=== Exercise passage ===

It's all spinning wheels and self-doubt until the first pot of coffee.

do not taunt happy fun JSON

Allow me to repeat myself somewhat and clarify my general opinion of JSON and its use in cross-domain browser scripting:

Happy Fun JSON is not really an API. Happy Fun JSON is not a bold declaration of side-taking in the grand war of web service specifications. Do not base business models on Happy Fun JSON. Caution: Happy Fun JSON may suddenly accelerate to dangerous speeds or stop altogether. Happy Fun JSON contains a liquid core, which, if exposed due to rupture, should not be touched, inhaled, or looked at. Ingredients of Happy Fun JSON include an unknown glowing substance which fell to Earth, presumably from outer space. If Happy Fun JSON begins to smoke, get away immediately. Seek shelter and cover head.

Do not taunt Happy Fun JSON.

Having said all that? Happy Fun JSON is pretty fun to throw around.

Archived Comments

  • Did it hurt when Happy Fun JSON fell from Heaven? ;)

  • Obviously, the new del.icio.us JSON url feed is crushing blow against XML Web Enterprise Services Declarative Net Neutrality.

  • I only wish you could pass Happy Fun JSON into Flash via FlashVars in IE. FF and Safari seem to have no problems with it.

    It would make authoring a richer content version of sIFR much, much easier.

  • You should be banned from talking about JSON if you think you have to choose one or the other. A place for everything and everything in it's place.

  • All this lynch talk - I just got throttled!

    Running the script here on a series of URIs got me the 999 error (no sure how many had run). There's a 2 second pause between calls, I thought that would be polite enough. Still throttled now, maybe 10 mins later. Any suggestions for what would prevent throttling? How long it needs to recover?

    btw, I think Happy Fun JSON is great, and not unreasonable for interop. But what isn't so good for interop is inventing a new HTTP code when there's 503 Service Unavailable (and a Retry-After header would be handy).

  • @jamesv: The first thing I did with JSON at work was pass it in to a Flash movie via FlashVars. This used a JSON decode written in ActionScript grabbed from JSON.org, plus a JSON encoder written in C# (it did not take long to write because I did not attempt to serialize arbitrary objects). Some gratuitous URL-encoding was also involved. Compared with passing the same data structure via URL-encoded XML to be picked apart by ActionScript's DOM support, it was easy and much more like fun.

=== Provided material ===

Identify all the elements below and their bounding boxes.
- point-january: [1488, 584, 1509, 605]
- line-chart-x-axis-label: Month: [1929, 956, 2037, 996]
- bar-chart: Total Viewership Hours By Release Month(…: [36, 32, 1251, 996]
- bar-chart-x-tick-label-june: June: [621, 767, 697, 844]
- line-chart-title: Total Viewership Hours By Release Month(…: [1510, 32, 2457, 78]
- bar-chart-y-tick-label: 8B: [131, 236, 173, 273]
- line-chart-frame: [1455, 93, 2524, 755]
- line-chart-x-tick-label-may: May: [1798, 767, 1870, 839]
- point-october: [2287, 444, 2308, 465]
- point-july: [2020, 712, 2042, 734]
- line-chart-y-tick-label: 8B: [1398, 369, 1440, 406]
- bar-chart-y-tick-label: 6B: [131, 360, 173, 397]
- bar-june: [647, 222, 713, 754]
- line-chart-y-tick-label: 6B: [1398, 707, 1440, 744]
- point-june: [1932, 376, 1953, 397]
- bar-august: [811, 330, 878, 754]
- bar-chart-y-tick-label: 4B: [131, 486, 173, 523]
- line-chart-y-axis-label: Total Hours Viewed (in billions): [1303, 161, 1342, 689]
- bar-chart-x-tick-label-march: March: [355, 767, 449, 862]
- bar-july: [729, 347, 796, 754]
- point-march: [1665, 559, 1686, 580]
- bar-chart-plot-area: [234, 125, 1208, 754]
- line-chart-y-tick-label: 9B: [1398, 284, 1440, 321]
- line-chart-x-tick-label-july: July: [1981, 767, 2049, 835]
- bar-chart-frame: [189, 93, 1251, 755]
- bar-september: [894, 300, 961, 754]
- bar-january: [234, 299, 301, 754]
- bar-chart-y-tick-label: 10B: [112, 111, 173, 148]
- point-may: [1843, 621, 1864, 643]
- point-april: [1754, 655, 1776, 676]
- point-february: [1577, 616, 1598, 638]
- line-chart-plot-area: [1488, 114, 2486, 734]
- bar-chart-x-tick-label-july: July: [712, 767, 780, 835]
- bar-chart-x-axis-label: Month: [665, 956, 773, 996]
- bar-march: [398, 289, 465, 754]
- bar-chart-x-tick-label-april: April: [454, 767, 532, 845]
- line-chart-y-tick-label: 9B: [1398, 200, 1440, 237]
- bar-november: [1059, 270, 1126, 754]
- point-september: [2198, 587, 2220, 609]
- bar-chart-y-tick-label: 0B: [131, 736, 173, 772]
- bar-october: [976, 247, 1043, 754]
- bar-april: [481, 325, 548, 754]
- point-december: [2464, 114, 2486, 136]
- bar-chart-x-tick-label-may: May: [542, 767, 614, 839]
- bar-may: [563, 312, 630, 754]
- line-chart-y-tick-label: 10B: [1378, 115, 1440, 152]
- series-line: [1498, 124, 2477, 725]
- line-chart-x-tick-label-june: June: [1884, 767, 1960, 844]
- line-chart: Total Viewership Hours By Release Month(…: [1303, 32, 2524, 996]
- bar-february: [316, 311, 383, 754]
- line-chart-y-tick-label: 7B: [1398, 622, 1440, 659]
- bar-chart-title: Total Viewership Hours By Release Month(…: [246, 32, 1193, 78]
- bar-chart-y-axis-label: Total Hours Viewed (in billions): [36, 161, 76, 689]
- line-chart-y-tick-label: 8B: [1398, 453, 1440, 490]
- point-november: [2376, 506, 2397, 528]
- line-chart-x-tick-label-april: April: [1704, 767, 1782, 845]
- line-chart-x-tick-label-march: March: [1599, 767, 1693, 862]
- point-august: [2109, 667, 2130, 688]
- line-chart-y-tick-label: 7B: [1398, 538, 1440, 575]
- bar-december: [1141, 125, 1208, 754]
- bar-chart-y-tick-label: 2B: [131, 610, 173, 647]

===

Things to do:
**1)** Answer these about the Happy Fun JSON post:
(a) What should you do if Happy Fun JSON begins to smoke?
(b) Which error did the commenter running a script on a series of URIs receive?
(c) In what language was the JSON encoder written that was used to pass data to a Flash movie?
**2)** Please rewrite the stretch of the Happy Fun JSON post from "btw, I think" through "more like fun.", putting "interoperability" in place of "interop" each time it occurs.

Answers by item number:
**1)**
(a) Get away immediately, seek shelter and cover your head.
(b) The 999 error.
(c) C#.

**2)**
btw, I think Happy Fun JSON is great, and not unreasonable for interoperability. But what isn't so good for interoperability is inventing a new HTTP code when there's 503 Service Unavailable (and a Retry-After header would be handy).

  • @jamesv: The first thing I did with JSON at work was pass it in to a Flash movie via FlashVars. This used a JSON decode written in ActionScript grabbed from JSON.org, plus a JSON encoder written in C# (it did not take long to write because I did not attempt to serialize arbitrary objects). Some gratuitous URL-encoding was also involved. Compared with passing the same data structure via URL-encoded XML to be picked apart by ActionScript's DOM support, it was easy and much more like fun.